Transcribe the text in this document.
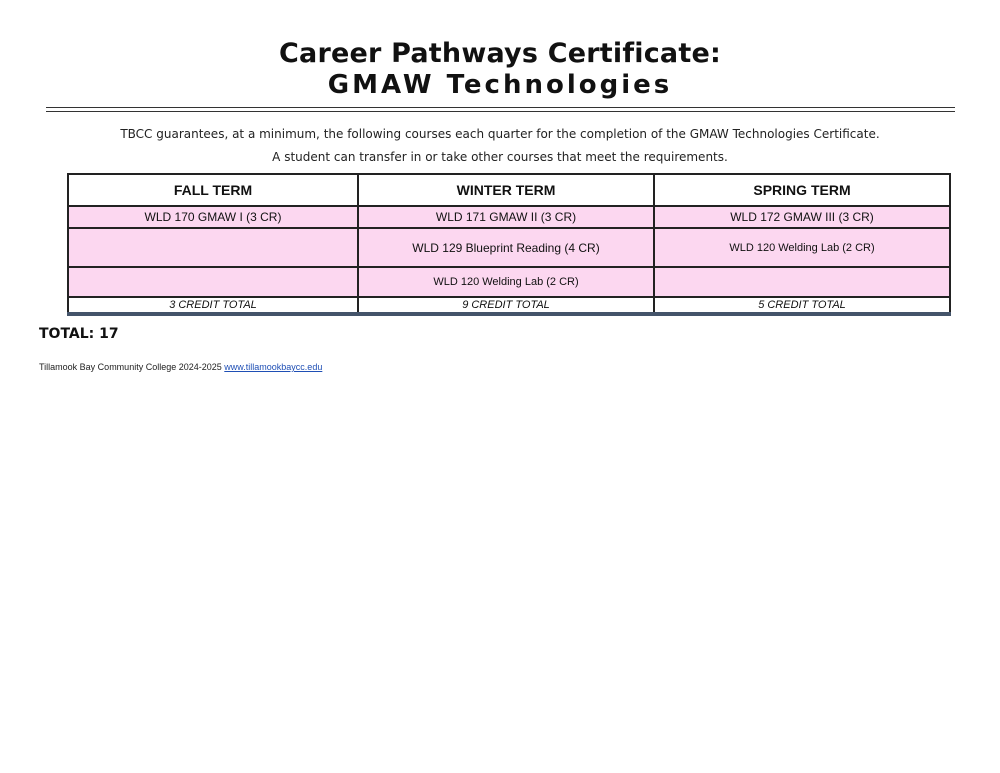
Career Pathways Certificate:
GMAW Technologies
TBCC guarantees, at a minimum, the following courses each quarter for the completion of the GMAW Technologies Certificate.
A student can transfer in or take other courses that meet the requirements.
FALL TERM	WINTER TERM	SPRING TERM
WLD 170 GMAW I (3 CR)	WLD 171 GMAW II (3 CR)	WLD 172 GMAW III (3 CR)
	WLD 129 Blueprint Reading (4 CR)	WLD 120 Welding Lab (2 CR)
	WLD 120 Welding Lab (2 CR)	
3 CREDIT TOTAL	9 CREDIT TOTAL	5 CREDIT TOTAL
TOTAL: 17
Tillamook Bay Community College 2024-2025 www.tillamookbaycc.edu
.....
▸ TASK BRIEF: Print every record above exactly as written, leaving out the pictures.

▸ OUTPUT FOR THIS TASK:
Transcribe the text in this document.
Career Pathways Certificate:
GMAW Technologies
TBCC guarantees, at a minimum, the following courses each quarter for the completion of the GMAW Technologies Certificate.
A student can transfer in or take other courses that meet the requirements.
FALL TERM	WINTER TERM	SPRING TERM
WLD 170 GMAW I (3 CR)	WLD 171 GMAW II (3 CR)	WLD 172 GMAW III (3 CR)
	WLD 129 Blueprint Reading (4 CR)	WLD 120 Welding Lab (2 CR)
	WLD 120 Welding Lab (2 CR)	
3 CREDIT TOTAL	9 CREDIT TOTAL	5 CREDIT TOTAL
TOTAL: 17
Tillamook Bay Community College 2024-2025 www.tillamookbaycc.edu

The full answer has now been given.